++++ STORED RECORDS ++++

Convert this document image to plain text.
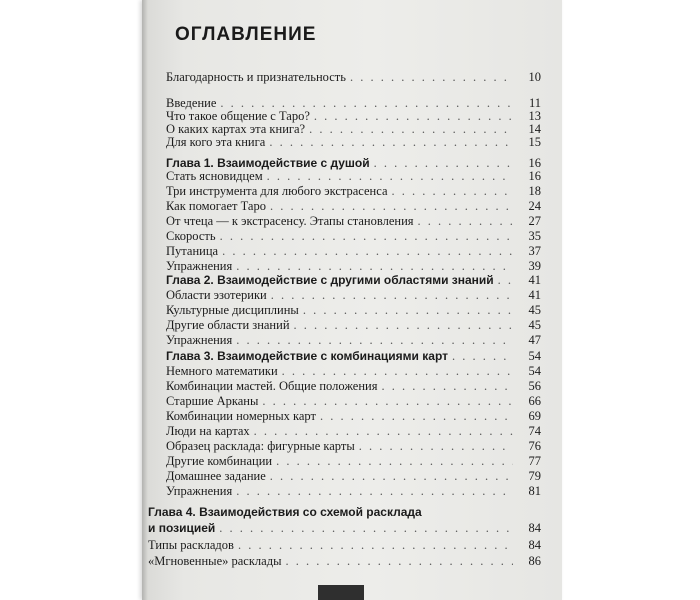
ОГЛАВЛЕНИЕ
Благодарность и признательность . . .	10
Введение . . .	11
Что такое общение с Таро? . . .	13
О каких картах эта книга? . . .	14
Для кого эта книга . . .	15
Глава 1. Взаимодействие с душой . . .	16
Стать ясновидцем . . .	16
Три инструмента для любого экстрасенса . . .	18
Как помогает Таро . . .	24
От чтеца — к экстрасенсу. Этапы становления . . .	27
Скорость . . .	35
Путаница . . .	37
Упражнения . . .	39
Глава 2. Взаимодействие с другими областями знаний . . .	41
Области эзотерики . . .	41
Культурные дисциплины . . .	45
Другие области знаний . . .	45
Упражнения . . .	47
Глава 3. Взаимодействие с комбинациями карт . . .	54
Немного математики . . .	54
Комбинации мастей. Общие положения . . .	56
Старшие Арканы . . .	66
Комбинации номерных карт . . .	69
Люди на картах . . .	74
Образец расклада: фигурные карты . . .	76
Другие комбинации . . .	77
Домашнее задание . . .	79
Упражнения . . .	81
Глава 4. Взаимодействия со схемой расклада
и позицией . . .	84
Типы раскладов . . .	84
«Мгновенные» расклады . . .	86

++++

• **AIM OF THE TASK**:
Retype the records exactly. Any image in them should not appear in what you write.

• **ANSWER TO THIS EXERCISE**:
Convert this document image to plain text.
ОГЛАВЛЕНИЕ
Благодарность и признательность . . .	10
Введение . . .	11
Что такое общение с Таро? . . .	13
О каких картах эта книга? . . .	14
Для кого эта книга . . .	15
Глава 1. Взаимодействие с душой . . .	16
Стать ясновидцем . . .	16
Три инструмента для любого экстрасенса . . .	18
Как помогает Таро . . .	24
От чтеца — к экстрасенсу. Этапы становления . . .	27
Скорость . . .	35
Путаница . . .	37
Упражнения . . .	39
Глава 2. Взаимодействие с другими областями знаний . . .	41
Области эзотерики . . .	41
Культурные дисциплины . . .	45
Другие области знаний . . .	45
Упражнения . . .	47
Глава 3. Взаимодействие с комбинациями карт . . .	54
Немного математики . . .	54
Комбинации мастей. Общие положения . . .	56
Старшие Арканы . . .	66
Комбинации номерных карт . . .	69
Люди на картах . . .	74
Образец расклада: фигурные карты . . .	76
Другие комбинации . . .	77
Домашнее задание . . .	79
Упражнения . . .	81
Глава 4. Взаимодействия со схемой расклада
и позицией . . .	84
Типы раскладов . . .	84
«Мгновенные» расклады . . .	86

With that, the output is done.